> _Work to be completed_
Copy out the entries in full and with complete accuracy; pictures are excluded.

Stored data
--
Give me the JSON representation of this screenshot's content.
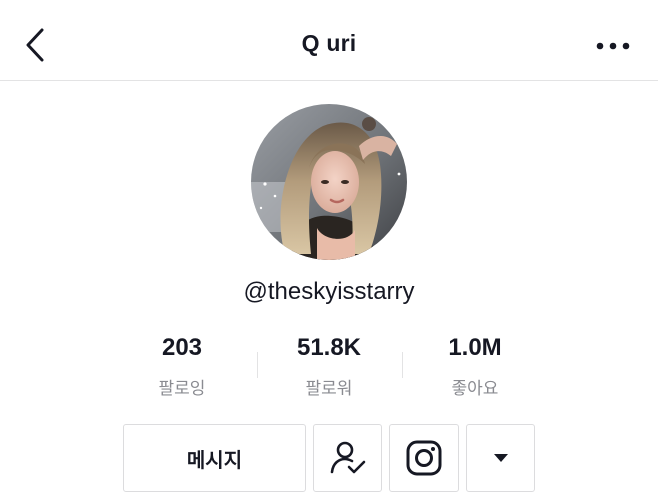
{
  "header": {
    "title": "Q uri"
  },
  "profile": {
    "username": "@theskyisstarry"
  },
  "stats": [
    {
      "value": "203",
      "label": "팔로잉"
    },
    {
      "value": "51.8K",
      "label": "팔로워"
    },
    {
      "value": "1.0M",
      "label": "좋아요"
    }
  ],
  "actions": {
    "message_label": "메시지"
  },
  "icons": {
    "back": "chevron-left-icon",
    "more": "more-horizontal-icon",
    "followed": "user-check-icon",
    "instagram": "instagram-icon",
    "dropdown": "triangle-down-icon"
  }
}
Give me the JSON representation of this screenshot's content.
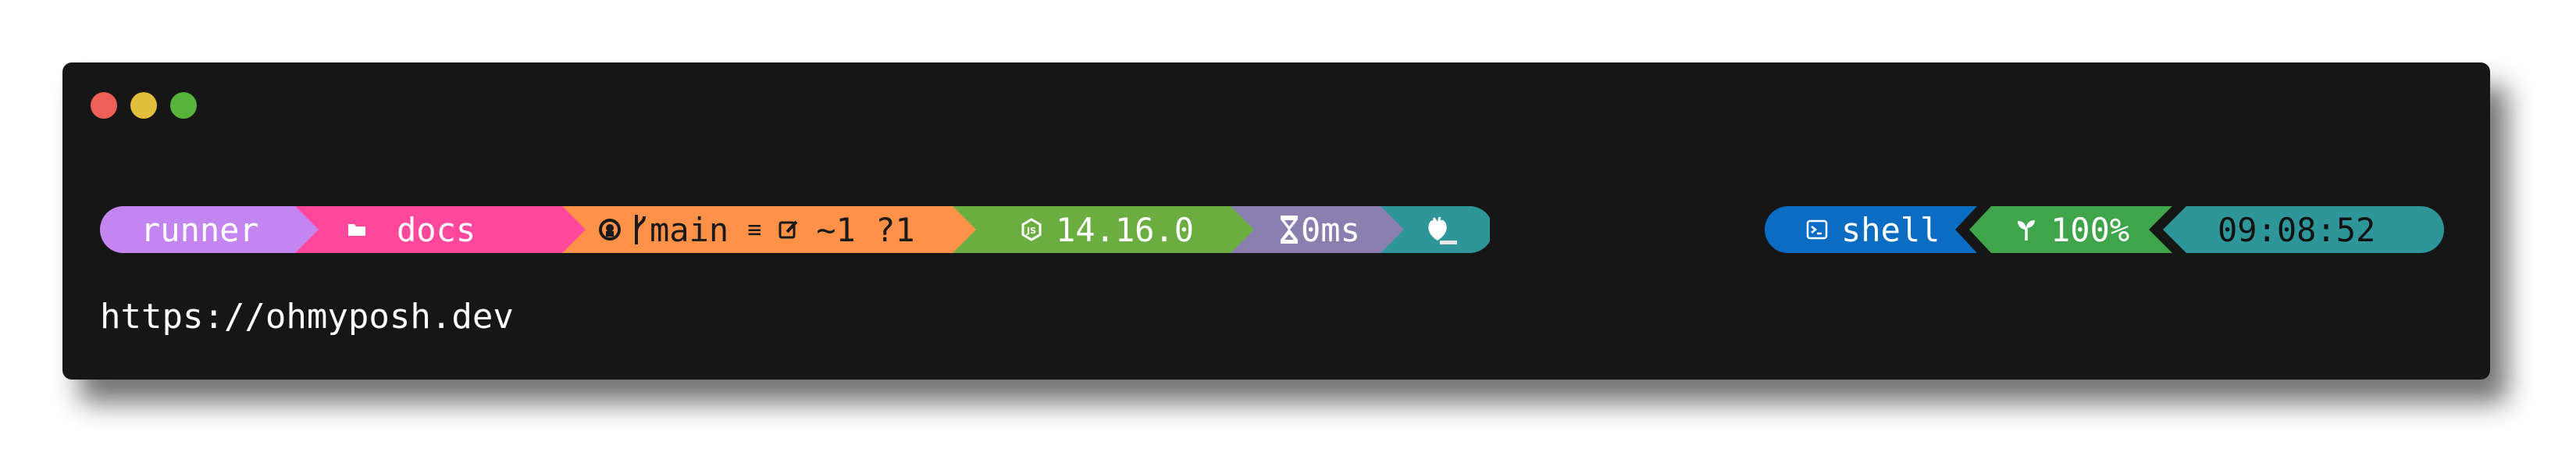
--
> _Complete response_
Give me the JSON representation of this screenshot's content.
{
  "header": {
    "title": "Q uri"
  },
  "profile": {
    "username": "@theskyisstarry"
  },
  "stats": [
    {
      "value": "203",
      "label": "팔로잉"
    },
    {
      "value": "51.8K",
      "label": "팔로워"
    },
    {
      "value": "1.0M",
      "label": "좋아요"
    }
  ],
  "actions": {
    "message_label": "메시지"
  },
  "icons": {
    "back": "chevron-left-icon",
    "more": "more-horizontal-icon",
    "followed": "user-check-icon",
    "instagram": "instagram-icon",
    "dropdown": "triangle-down-icon"
  }
}
Give me the JSON representation of this screenshot's content.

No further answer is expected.